**PROMPT**:
Below are entries. Pull out all lines containing "Development".

**RECORDS SUPPLIED**:
■ ■ ■

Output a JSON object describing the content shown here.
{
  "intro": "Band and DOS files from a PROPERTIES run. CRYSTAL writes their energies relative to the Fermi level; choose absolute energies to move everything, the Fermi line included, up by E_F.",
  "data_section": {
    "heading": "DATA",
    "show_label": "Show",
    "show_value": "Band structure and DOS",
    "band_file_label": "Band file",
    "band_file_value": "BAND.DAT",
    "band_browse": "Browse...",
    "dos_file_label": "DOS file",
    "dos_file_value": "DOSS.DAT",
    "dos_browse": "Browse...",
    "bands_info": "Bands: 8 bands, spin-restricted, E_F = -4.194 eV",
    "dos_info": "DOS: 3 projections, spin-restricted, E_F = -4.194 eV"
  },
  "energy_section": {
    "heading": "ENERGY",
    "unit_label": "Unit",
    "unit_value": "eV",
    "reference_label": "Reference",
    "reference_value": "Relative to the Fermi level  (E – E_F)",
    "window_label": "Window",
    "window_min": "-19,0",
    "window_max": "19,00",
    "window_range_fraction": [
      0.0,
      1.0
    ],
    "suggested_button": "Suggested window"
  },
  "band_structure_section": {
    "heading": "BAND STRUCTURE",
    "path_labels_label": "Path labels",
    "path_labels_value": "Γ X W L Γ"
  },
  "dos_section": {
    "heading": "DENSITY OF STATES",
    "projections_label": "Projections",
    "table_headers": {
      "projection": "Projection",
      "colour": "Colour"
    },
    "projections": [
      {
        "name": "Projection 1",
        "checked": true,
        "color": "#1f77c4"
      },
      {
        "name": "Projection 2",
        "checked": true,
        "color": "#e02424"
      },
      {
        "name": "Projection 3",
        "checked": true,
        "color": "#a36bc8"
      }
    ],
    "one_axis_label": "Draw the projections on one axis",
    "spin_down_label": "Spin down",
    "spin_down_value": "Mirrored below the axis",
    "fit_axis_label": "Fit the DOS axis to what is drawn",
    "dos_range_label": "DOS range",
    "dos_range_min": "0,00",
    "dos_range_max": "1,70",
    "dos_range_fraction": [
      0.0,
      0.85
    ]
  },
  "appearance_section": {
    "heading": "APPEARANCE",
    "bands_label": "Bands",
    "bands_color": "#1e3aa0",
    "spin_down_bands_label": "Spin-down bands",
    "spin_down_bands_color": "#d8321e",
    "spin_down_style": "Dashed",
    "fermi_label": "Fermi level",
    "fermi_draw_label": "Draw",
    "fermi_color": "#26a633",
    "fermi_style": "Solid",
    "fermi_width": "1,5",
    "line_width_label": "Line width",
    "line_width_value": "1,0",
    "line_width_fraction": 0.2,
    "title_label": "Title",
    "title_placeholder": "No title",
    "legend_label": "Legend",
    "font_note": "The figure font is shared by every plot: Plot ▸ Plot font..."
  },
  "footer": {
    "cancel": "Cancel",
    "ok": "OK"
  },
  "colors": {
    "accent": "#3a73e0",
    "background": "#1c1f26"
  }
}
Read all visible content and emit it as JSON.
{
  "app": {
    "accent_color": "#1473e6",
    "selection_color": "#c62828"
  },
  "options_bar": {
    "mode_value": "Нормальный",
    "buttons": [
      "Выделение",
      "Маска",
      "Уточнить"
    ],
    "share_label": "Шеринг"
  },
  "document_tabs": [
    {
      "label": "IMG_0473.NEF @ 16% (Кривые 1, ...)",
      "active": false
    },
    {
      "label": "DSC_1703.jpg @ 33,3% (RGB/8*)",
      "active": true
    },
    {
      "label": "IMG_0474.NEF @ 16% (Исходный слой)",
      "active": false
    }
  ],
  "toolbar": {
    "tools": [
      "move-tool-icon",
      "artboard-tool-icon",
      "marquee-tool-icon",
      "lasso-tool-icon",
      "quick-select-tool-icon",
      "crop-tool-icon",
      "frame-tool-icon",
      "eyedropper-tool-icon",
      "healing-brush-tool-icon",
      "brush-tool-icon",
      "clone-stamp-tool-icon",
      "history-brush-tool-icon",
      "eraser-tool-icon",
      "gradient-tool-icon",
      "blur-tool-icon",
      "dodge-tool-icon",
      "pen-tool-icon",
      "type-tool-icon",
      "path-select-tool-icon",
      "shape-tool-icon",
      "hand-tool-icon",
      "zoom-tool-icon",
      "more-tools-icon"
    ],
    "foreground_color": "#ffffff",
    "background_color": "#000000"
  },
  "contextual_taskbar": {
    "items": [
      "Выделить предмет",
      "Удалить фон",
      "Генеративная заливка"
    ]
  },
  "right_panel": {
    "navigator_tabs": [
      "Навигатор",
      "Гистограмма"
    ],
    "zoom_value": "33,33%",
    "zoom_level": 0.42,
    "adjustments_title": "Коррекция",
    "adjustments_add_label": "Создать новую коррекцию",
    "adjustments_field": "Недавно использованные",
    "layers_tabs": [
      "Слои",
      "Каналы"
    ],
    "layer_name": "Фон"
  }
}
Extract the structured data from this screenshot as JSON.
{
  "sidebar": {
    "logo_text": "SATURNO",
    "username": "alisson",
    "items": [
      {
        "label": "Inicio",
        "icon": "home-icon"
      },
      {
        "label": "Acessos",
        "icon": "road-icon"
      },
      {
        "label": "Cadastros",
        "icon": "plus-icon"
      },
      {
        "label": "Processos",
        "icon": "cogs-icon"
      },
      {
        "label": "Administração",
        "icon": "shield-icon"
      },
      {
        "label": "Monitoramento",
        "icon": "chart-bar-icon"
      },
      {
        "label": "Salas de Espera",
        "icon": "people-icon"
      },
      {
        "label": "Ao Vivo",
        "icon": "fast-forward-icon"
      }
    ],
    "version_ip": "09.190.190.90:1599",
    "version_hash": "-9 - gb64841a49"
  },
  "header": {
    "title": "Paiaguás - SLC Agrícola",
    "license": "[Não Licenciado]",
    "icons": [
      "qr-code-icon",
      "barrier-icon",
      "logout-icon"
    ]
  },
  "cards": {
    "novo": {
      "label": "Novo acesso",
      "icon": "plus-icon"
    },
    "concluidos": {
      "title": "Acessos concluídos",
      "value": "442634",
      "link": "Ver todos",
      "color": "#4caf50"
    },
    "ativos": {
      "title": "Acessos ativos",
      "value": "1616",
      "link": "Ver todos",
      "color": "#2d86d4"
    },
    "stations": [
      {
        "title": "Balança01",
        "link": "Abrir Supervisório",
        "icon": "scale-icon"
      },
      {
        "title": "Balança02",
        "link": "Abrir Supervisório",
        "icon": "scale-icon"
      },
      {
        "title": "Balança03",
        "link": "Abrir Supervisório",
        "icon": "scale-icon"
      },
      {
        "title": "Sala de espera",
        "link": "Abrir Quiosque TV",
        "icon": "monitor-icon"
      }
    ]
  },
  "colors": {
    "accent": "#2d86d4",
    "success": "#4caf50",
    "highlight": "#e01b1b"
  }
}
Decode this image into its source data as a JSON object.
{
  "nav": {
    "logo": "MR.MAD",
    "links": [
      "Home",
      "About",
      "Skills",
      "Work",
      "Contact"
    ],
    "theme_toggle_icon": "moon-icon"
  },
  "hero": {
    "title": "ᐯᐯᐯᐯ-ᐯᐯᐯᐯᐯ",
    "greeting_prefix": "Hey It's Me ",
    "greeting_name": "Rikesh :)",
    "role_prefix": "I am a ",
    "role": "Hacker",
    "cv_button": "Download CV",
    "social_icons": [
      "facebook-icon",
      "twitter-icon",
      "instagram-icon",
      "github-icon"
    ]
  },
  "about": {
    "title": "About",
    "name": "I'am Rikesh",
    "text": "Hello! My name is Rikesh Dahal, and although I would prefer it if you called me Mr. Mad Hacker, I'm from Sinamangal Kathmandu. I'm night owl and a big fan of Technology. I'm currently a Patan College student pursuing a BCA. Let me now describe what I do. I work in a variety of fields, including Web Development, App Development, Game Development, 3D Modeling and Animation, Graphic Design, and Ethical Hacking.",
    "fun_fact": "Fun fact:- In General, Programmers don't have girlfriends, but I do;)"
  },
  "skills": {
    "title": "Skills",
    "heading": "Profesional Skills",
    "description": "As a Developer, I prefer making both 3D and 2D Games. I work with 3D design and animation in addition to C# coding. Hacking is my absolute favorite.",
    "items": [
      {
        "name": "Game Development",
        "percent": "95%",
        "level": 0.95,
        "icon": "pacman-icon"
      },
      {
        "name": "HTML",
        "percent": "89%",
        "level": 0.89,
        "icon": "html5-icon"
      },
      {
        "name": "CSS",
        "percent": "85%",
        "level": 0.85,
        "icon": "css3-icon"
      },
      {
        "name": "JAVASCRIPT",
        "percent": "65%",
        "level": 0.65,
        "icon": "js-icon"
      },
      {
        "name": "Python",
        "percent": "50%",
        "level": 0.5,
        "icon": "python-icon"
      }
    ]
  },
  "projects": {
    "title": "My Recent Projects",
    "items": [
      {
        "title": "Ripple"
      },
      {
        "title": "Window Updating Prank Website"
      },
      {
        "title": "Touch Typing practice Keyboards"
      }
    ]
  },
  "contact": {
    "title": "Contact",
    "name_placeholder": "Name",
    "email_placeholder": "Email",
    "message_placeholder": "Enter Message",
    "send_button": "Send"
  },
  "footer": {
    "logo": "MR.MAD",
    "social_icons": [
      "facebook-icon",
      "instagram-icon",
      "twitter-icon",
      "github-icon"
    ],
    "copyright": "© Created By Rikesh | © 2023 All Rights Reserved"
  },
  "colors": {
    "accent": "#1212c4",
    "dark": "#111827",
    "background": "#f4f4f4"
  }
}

■ ■ ■

**RESPONSE**:
    "text": "Hello! My name is Rikesh Dahal, and although I would prefer it if you called me Mr. Mad Hacker, I'm from Sinamangal Kathmandu. I'm night owl and a big fan of Technology. I'm currently a Patan College student pursuing a BCA. Let me now describe what I do. I work in a variety of fields, including Web Development, App Development, Game Development, 3D Modeling and Animation, Graphic Design, and Ethical Hacking.",
        "name": "Game Development",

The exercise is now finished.